▸ **Task to complete**
Extract every line that includes the string "median".

▸ **Task input**
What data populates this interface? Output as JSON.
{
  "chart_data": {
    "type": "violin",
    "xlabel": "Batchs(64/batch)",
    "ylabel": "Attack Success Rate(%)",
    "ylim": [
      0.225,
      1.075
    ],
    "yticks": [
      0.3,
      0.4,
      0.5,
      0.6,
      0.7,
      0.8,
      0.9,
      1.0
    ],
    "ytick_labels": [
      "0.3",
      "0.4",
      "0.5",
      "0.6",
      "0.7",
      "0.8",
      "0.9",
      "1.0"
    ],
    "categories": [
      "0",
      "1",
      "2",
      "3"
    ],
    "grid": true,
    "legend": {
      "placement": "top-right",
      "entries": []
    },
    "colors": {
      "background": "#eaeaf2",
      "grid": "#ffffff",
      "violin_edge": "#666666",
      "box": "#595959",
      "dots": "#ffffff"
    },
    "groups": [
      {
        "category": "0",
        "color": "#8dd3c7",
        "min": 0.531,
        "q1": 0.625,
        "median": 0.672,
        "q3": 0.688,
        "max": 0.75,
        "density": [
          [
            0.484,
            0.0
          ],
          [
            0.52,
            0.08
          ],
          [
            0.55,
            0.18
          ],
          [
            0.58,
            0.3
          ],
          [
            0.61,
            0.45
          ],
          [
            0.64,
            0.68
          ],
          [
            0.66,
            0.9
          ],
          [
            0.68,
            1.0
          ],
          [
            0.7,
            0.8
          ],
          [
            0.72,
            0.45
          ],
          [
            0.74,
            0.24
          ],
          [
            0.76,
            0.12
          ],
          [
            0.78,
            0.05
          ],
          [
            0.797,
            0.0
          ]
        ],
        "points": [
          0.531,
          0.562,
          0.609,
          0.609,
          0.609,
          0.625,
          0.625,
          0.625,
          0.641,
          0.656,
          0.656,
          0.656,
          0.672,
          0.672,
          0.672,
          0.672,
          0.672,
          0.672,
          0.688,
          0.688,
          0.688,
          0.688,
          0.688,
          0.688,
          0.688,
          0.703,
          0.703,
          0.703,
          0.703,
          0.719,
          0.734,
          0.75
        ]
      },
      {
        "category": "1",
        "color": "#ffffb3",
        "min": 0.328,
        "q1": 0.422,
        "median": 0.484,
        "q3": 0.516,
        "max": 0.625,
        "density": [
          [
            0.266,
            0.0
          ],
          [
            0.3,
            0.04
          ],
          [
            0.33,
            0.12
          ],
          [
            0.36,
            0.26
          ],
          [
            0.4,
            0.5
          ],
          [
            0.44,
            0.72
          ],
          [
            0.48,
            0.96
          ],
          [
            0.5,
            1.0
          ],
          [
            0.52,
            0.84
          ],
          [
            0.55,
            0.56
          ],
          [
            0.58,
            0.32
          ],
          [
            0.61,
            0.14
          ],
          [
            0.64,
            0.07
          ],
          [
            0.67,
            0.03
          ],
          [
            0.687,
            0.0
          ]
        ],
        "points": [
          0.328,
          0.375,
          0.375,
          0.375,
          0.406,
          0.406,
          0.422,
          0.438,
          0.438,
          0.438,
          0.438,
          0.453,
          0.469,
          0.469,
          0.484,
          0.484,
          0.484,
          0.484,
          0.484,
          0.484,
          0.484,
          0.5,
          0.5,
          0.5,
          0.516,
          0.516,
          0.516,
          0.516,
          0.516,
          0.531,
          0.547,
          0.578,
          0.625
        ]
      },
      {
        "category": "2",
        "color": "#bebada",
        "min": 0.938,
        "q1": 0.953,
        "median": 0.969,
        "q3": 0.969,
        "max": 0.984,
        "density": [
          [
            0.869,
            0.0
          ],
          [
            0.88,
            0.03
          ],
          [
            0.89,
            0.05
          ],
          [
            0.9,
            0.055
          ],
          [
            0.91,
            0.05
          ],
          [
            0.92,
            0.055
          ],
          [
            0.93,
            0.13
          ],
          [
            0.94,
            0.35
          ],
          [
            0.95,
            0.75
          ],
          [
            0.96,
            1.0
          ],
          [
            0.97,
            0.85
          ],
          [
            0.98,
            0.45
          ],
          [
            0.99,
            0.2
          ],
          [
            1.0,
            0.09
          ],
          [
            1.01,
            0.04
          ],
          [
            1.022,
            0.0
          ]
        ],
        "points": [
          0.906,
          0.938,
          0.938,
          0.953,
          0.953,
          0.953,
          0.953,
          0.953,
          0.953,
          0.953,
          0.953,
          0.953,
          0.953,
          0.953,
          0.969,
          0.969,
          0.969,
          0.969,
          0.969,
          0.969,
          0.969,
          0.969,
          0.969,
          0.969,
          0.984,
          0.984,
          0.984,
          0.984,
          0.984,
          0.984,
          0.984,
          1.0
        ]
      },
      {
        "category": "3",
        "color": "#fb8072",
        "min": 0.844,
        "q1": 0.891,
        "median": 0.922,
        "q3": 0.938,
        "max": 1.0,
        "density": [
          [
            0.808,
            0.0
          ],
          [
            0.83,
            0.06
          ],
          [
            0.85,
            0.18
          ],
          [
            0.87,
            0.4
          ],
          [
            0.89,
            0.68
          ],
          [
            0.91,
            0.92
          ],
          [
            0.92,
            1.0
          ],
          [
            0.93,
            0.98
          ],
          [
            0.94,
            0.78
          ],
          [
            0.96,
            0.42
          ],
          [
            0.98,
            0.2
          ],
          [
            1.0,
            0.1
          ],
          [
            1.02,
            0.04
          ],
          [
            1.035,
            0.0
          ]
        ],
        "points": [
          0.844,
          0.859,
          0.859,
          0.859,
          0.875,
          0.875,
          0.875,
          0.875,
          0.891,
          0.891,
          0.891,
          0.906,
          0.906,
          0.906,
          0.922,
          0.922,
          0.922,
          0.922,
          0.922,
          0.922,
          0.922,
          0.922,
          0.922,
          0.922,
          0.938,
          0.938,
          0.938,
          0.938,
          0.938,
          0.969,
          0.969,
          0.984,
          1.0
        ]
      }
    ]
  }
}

▸ **Answer to this problem**
        "median": 0.672,
        "median": 0.484,
        "median": 0.969,
        "median": 0.922,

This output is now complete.